Request. Filter the listing below, copying every line in which the word "Click" appears.
___ Supplied records ___
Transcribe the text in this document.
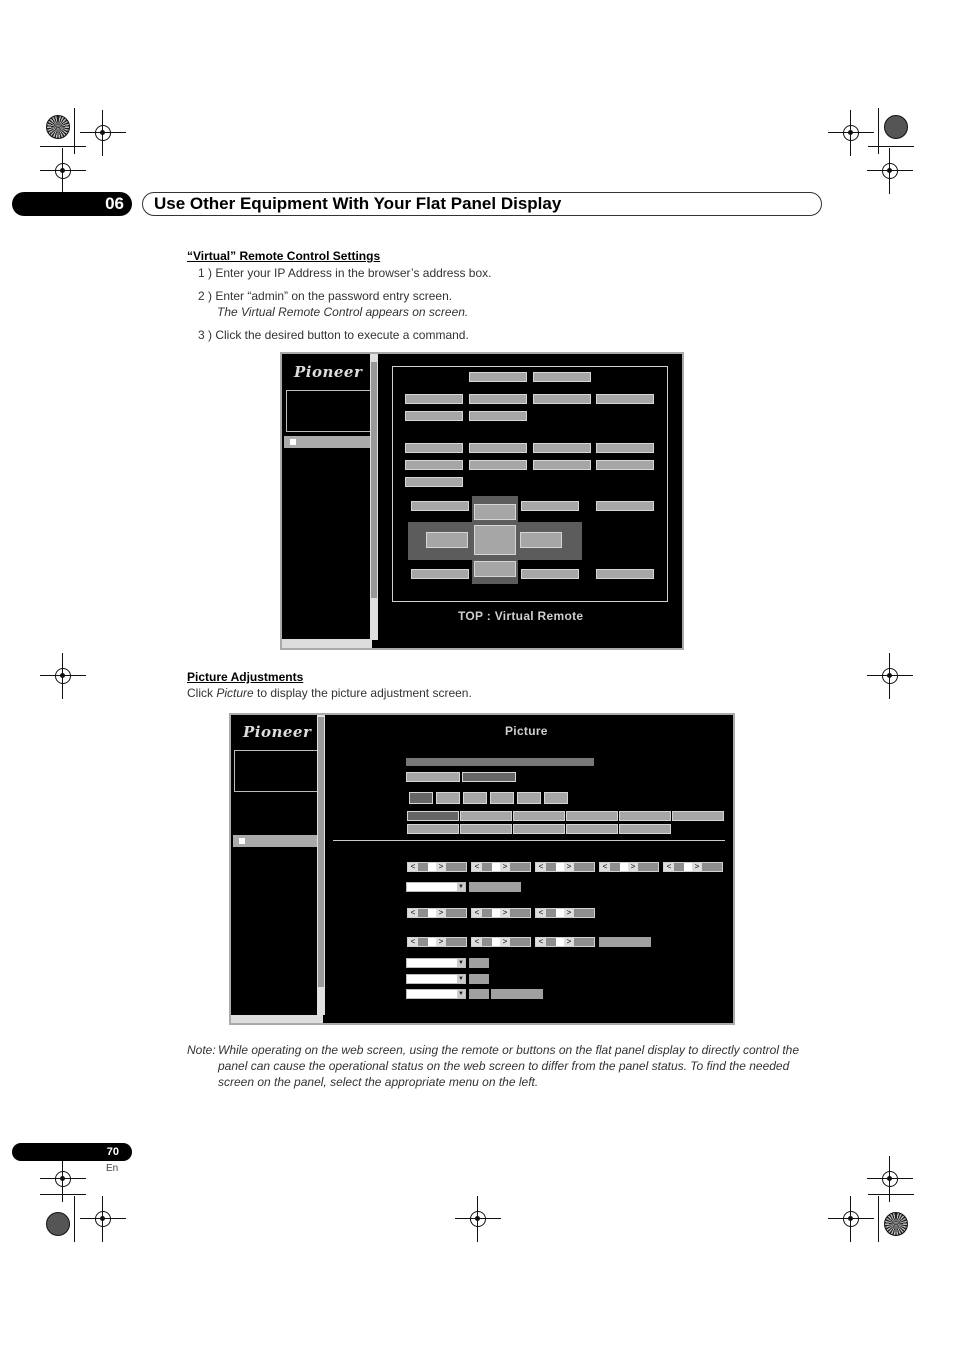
06	Use Other Equipment With Your Flat Panel Display
“Virtual” Remote Control Settings
1 ) Enter your IP Address in the browser’s address box.
2 ) Enter “admin” on the password entry screen.
The Virtual Remote Control appears on screen.
3 ) Click the desired button to execute a command.
Pioneer
TOP : Virtual Remote
Picture Adjustments
Click Picture to display the picture adjustment screen.
Pioneer	Picture
<	>	<	>	<	>	<	>	<	>
▼
<	>	<	>	<	>
<	>	<	>	<	>
▼
▼
▼
Note: While operating on the web screen, using the remote or buttons on the flat panel display to directly control the panel can cause the operational status on the web screen to differ from the panel status. To find the needed screen on the panel, select the appropriate menu on the left.
70
En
___
Answer to this problem.
3 ) Click the desired button to execute a command.
Click Picture to display the picture adjustment screen.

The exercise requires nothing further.